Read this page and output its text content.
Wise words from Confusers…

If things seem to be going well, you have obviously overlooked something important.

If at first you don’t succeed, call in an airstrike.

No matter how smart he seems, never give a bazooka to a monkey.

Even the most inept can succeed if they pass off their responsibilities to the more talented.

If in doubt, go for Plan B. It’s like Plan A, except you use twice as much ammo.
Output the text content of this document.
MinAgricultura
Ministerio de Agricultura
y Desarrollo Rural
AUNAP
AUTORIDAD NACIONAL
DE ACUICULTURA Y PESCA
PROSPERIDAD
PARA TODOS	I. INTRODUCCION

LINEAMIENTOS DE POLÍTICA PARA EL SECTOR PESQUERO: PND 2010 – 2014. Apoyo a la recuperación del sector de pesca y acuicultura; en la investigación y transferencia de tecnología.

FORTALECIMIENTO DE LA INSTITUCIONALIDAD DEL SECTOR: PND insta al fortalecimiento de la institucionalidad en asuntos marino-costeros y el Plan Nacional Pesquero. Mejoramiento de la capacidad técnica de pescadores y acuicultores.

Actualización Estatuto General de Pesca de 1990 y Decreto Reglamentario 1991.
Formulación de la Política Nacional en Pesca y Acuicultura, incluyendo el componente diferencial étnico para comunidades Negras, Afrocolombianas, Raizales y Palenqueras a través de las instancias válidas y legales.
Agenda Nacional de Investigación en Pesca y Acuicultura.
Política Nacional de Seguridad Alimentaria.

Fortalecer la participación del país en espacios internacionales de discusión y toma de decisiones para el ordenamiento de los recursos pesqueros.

▶ _What you will do_: Copy out each record, keeping every word as it is.

▶ _Result for this task_:
Read this page and output its text content.
Wise words from Confusers…

If things seem to be going well, you have obviously overlooked something important.

If at first you don’t succeed, call in an airstrike.

No matter how smart he seems, never give a bazooka to a monkey.

Even the most inept can succeed if they pass off their responsibilities to the more talented.

If in doubt, go for Plan B. It’s like Plan A, except you use twice as much ammo.
Output the text content of this document.
MinAgricultura
Ministerio de Agricultura
y Desarrollo Rural
AUNAP
AUTORIDAD NACIONAL
DE ACUICULTURA Y PESCA
PROSPERIDAD
PARA TODOS	I. INTRODUCCION

LINEAMIENTOS DE POLÍTICA PARA EL SECTOR PESQUERO: PND 2010 – 2014. Apoyo a la recuperación del sector de pesca y acuicultura; en la investigación y transferencia de tecnología.

FORTALECIMIENTO DE LA INSTITUCIONALIDAD DEL SECTOR: PND insta al fortalecimiento de la institucionalidad en asuntos marino-costeros y el Plan Nacional Pesquero. Mejoramiento de la capacidad técnica de pescadores y acuicultores.

Actualización Estatuto General de Pesca de 1990 y Decreto Reglamentario 1991.
Formulación de la Política Nacional en Pesca y Acuicultura, incluyendo el componente diferencial étnico para comunidades Negras, Afrocolombianas, Raizales y Palenqueras a través de las instancias válidas y legales.
Agenda Nacional de Investigación en Pesca y Acuicultura.
Política Nacional de Seguridad Alimentaria.

Fortalecer la participación del país en espacios internacionales de discusión y toma de decisiones para el ordenamiento de los recursos pesqueros.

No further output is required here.